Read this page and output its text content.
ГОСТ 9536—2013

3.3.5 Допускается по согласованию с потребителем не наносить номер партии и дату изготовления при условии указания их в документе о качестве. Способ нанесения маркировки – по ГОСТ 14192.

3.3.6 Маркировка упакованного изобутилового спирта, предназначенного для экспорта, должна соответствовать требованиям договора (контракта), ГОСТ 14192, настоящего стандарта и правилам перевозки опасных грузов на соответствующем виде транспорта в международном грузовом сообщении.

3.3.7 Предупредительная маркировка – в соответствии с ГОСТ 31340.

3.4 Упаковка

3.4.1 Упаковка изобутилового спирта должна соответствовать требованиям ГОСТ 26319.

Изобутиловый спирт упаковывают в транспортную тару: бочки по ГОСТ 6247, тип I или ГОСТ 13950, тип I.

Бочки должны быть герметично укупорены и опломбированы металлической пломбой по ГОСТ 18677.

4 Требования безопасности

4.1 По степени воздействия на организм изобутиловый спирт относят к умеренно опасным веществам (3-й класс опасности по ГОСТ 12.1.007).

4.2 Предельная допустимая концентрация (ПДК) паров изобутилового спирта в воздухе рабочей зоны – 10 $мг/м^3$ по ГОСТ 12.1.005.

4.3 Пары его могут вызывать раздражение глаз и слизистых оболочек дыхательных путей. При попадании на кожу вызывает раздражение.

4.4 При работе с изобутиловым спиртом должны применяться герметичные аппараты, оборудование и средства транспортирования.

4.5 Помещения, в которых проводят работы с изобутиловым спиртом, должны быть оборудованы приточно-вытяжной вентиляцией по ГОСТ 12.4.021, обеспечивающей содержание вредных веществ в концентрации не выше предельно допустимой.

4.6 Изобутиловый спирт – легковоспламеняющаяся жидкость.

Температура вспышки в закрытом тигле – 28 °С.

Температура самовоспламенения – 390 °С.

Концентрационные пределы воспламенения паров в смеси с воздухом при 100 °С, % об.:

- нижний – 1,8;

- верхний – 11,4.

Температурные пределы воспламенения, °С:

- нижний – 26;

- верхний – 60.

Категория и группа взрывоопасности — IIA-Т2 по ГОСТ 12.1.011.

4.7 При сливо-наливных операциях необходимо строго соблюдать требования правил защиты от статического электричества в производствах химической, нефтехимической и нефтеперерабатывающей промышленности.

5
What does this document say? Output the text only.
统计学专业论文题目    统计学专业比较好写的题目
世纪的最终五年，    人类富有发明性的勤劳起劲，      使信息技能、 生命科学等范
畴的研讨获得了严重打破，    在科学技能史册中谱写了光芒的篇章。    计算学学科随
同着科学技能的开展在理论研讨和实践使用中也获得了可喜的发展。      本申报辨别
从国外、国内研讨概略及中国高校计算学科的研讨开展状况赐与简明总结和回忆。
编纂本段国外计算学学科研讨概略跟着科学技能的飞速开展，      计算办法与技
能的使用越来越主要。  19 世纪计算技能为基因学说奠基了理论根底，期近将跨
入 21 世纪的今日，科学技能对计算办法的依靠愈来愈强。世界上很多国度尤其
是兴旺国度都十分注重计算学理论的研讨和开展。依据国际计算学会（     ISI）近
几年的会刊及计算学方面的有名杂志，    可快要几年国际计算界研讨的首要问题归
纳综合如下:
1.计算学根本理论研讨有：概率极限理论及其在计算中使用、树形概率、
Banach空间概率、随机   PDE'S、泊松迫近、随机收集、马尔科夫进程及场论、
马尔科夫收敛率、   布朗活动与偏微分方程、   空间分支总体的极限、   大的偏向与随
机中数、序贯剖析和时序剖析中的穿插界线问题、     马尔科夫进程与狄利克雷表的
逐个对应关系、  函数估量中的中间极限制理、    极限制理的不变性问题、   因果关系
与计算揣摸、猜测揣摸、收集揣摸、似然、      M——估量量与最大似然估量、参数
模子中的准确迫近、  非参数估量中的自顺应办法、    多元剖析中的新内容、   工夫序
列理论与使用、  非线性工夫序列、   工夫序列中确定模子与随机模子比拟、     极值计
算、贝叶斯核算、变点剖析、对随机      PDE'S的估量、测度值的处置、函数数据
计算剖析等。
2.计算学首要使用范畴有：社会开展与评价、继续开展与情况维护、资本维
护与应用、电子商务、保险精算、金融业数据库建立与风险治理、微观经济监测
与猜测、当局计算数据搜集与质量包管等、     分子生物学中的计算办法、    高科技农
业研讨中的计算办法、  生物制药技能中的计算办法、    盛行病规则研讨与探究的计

= = = =

### PROBLEM TO SOLVE
Generate an exact reproduction of all entries.

### RESPONSE TO THIS TASK
Read this page and output its text content.
ГОСТ 9536—2013

3.3.5 Допускается по согласованию с потребителем не наносить номер партии и дату изготовления при условии указания их в документе о качестве. Способ нанесения маркировки – по ГОСТ 14192.

3.3.6 Маркировка упакованного изобутилового спирта, предназначенного для экспорта, должна соответствовать требованиям договора (контракта), ГОСТ 14192, настоящего стандарта и правилам перевозки опасных грузов на соответствующем виде транспорта в международном грузовом сообщении.

3.3.7 Предупредительная маркировка – в соответствии с ГОСТ 31340.

3.4 Упаковка

3.4.1 Упаковка изобутилового спирта должна соответствовать требованиям ГОСТ 26319.

Изобутиловый спирт упаковывают в транспортную тару: бочки по ГОСТ 6247, тип I или ГОСТ 13950, тип I.

Бочки должны быть герметично укупорены и опломбированы металлической пломбой по ГОСТ 18677.

4 Требования безопасности

4.1 По степени воздействия на организм изобутиловый спирт относят к умеренно опасным веществам (3-й класс опасности по ГОСТ 12.1.007).

4.2 Предельная допустимая концентрация (ПДК) паров изобутилового спирта в воздухе рабочей зоны – 10 $мг/м^3$ по ГОСТ 12.1.005.

4.3 Пары его могут вызывать раздражение глаз и слизистых оболочек дыхательных путей. При попадании на кожу вызывает раздражение.

4.4 При работе с изобутиловым спиртом должны применяться герметичные аппараты, оборудование и средства транспортирования.

4.5 Помещения, в которых проводят работы с изобутиловым спиртом, должны быть оборудованы приточно-вытяжной вентиляцией по ГОСТ 12.4.021, обеспечивающей содержание вредных веществ в концентрации не выше предельно допустимой.

4.6 Изобутиловый спирт – легковоспламеняющаяся жидкость.

Температура вспышки в закрытом тигле – 28 °С.

Температура самовоспламенения – 390 °С.

Концентрационные пределы воспламенения паров в смеси с воздухом при 100 °С, % об.:

- нижний – 1,8;

- верхний – 11,4.

Температурные пределы воспламенения, °С:

- нижний – 26;

- верхний – 60.

Категория и группа взрывоопасности — IIA-Т2 по ГОСТ 12.1.011.

4.7 При сливо-наливных операциях необходимо строго соблюдать требования правил защиты от статического электричества в производствах химической, нефтехимической и нефтеперерабатывающей промышленности.

5
What does this document say? Output the text only.
统计学专业论文题目    统计学专业比较好写的题目
世纪的最终五年，    人类富有发明性的勤劳起劲，      使信息技能、 生命科学等范
畴的研讨获得了严重打破，    在科学技能史册中谱写了光芒的篇章。    计算学学科随
同着科学技能的开展在理论研讨和实践使用中也获得了可喜的发展。      本申报辨别
从国外、国内研讨概略及中国高校计算学科的研讨开展状况赐与简明总结和回忆。
编纂本段国外计算学学科研讨概略跟着科学技能的飞速开展，      计算办法与技
能的使用越来越主要。  19 世纪计算技能为基因学说奠基了理论根底，期近将跨
入 21 世纪的今日，科学技能对计算办法的依靠愈来愈强。世界上很多国度尤其
是兴旺国度都十分注重计算学理论的研讨和开展。依据国际计算学会（     ISI）近
几年的会刊及计算学方面的有名杂志，    可快要几年国际计算界研讨的首要问题归
纳综合如下:
1.计算学根本理论研讨有：概率极限理论及其在计算中使用、树形概率、
Banach空间概率、随机   PDE'S、泊松迫近、随机收集、马尔科夫进程及场论、
马尔科夫收敛率、   布朗活动与偏微分方程、   空间分支总体的极限、   大的偏向与随
机中数、序贯剖析和时序剖析中的穿插界线问题、     马尔科夫进程与狄利克雷表的
逐个对应关系、  函数估量中的中间极限制理、    极限制理的不变性问题、   因果关系
与计算揣摸、猜测揣摸、收集揣摸、似然、      M——估量量与最大似然估量、参数
模子中的准确迫近、  非参数估量中的自顺应办法、    多元剖析中的新内容、   工夫序
列理论与使用、  非线性工夫序列、   工夫序列中确定模子与随机模子比拟、     极值计
算、贝叶斯核算、变点剖析、对随机      PDE'S的估量、测度值的处置、函数数据
计算剖析等。
2.计算学首要使用范畴有：社会开展与评价、继续开展与情况维护、资本维
护与应用、电子商务、保险精算、金融业数据库建立与风险治理、微观经济监测
与猜测、当局计算数据搜集与质量包管等、     分子生物学中的计算办法、    高科技农
业研讨中的计算办法、  生物制药技能中的计算办法、    盛行病规则研讨与探究的计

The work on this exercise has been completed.